The problem |
Repeat each line exactly, leaving nothing out.

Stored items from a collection
- - - - - - -

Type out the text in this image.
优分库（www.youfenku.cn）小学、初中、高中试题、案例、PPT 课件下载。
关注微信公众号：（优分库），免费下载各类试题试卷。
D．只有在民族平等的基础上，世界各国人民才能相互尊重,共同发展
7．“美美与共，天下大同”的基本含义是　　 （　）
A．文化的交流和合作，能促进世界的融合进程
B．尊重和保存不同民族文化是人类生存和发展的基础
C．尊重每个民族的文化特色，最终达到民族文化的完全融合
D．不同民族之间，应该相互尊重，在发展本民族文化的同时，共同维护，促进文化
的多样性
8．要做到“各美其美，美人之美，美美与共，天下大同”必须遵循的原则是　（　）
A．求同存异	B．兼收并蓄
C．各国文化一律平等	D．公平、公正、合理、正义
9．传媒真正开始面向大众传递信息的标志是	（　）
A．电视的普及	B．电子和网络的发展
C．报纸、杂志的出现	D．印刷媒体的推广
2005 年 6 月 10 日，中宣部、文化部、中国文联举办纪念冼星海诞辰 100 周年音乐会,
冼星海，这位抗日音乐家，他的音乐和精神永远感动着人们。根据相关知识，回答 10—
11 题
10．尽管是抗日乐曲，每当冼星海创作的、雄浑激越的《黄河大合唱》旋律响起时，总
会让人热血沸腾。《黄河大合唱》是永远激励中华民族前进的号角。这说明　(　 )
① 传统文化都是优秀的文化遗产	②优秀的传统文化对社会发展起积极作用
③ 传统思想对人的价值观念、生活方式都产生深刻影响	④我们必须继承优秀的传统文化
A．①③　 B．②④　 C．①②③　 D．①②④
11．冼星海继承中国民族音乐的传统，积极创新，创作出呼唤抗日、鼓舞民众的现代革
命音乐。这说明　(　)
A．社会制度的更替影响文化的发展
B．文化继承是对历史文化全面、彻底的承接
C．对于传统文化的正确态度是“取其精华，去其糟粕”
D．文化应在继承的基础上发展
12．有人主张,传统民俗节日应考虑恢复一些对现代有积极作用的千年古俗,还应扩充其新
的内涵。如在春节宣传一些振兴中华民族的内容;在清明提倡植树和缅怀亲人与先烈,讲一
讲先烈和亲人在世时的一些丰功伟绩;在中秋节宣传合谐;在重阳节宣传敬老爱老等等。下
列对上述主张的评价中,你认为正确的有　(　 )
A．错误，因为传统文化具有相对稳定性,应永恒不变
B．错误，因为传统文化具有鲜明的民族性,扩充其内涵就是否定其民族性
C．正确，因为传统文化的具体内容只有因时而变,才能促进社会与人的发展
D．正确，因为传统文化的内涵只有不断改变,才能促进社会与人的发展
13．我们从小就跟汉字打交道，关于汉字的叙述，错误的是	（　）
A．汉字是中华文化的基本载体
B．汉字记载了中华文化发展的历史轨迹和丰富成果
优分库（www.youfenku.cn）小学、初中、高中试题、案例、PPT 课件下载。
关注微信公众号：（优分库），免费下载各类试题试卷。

- - - - - - -

The response |
Type out the text in this image.
优分库（www.youfenku.cn）小学、初中、高中试题、案例、PPT 课件下载。
关注微信公众号：（优分库），免费下载各类试题试卷。
D．只有在民族平等的基础上，世界各国人民才能相互尊重,共同发展
7．“美美与共，天下大同”的基本含义是　　 （　）
A．文化的交流和合作，能促进世界的融合进程
B．尊重和保存不同民族文化是人类生存和发展的基础
C．尊重每个民族的文化特色，最终达到民族文化的完全融合
D．不同民族之间，应该相互尊重，在发展本民族文化的同时，共同维护，促进文化
的多样性
8．要做到“各美其美，美人之美，美美与共，天下大同”必须遵循的原则是　（　）
A．求同存异	B．兼收并蓄
C．各国文化一律平等	D．公平、公正、合理、正义
9．传媒真正开始面向大众传递信息的标志是	（　）
A．电视的普及	B．电子和网络的发展
C．报纸、杂志的出现	D．印刷媒体的推广
2005 年 6 月 10 日，中宣部、文化部、中国文联举办纪念冼星海诞辰 100 周年音乐会,
冼星海，这位抗日音乐家，他的音乐和精神永远感动着人们。根据相关知识，回答 10—
11 题
10．尽管是抗日乐曲，每当冼星海创作的、雄浑激越的《黄河大合唱》旋律响起时，总
会让人热血沸腾。《黄河大合唱》是永远激励中华民族前进的号角。这说明　(　 )
① 传统文化都是优秀的文化遗产	②优秀的传统文化对社会发展起积极作用
③ 传统思想对人的价值观念、生活方式都产生深刻影响	④我们必须继承优秀的传统文化
A．①③　 B．②④　 C．①②③　 D．①②④
11．冼星海继承中国民族音乐的传统，积极创新，创作出呼唤抗日、鼓舞民众的现代革
命音乐。这说明　(　)
A．社会制度的更替影响文化的发展
B．文化继承是对历史文化全面、彻底的承接
C．对于传统文化的正确态度是“取其精华，去其糟粕”
D．文化应在继承的基础上发展
12．有人主张,传统民俗节日应考虑恢复一些对现代有积极作用的千年古俗,还应扩充其新
的内涵。如在春节宣传一些振兴中华民族的内容;在清明提倡植树和缅怀亲人与先烈,讲一
讲先烈和亲人在世时的一些丰功伟绩;在中秋节宣传合谐;在重阳节宣传敬老爱老等等。下
列对上述主张的评价中,你认为正确的有　(　 )
A．错误，因为传统文化具有相对稳定性,应永恒不变
B．错误，因为传统文化具有鲜明的民族性,扩充其内涵就是否定其民族性
C．正确，因为传统文化的具体内容只有因时而变,才能促进社会与人的发展
D．正确，因为传统文化的内涵只有不断改变,才能促进社会与人的发展
13．我们从小就跟汉字打交道，关于汉字的叙述，错误的是	（　）
A．汉字是中华文化的基本载体
B．汉字记载了中华文化发展的历史轨迹和丰富成果
优分库（www.youfenku.cn）小学、初中、高中试题、案例、PPT 课件下载。
关注微信公众号：（优分库），免费下载各类试题试卷。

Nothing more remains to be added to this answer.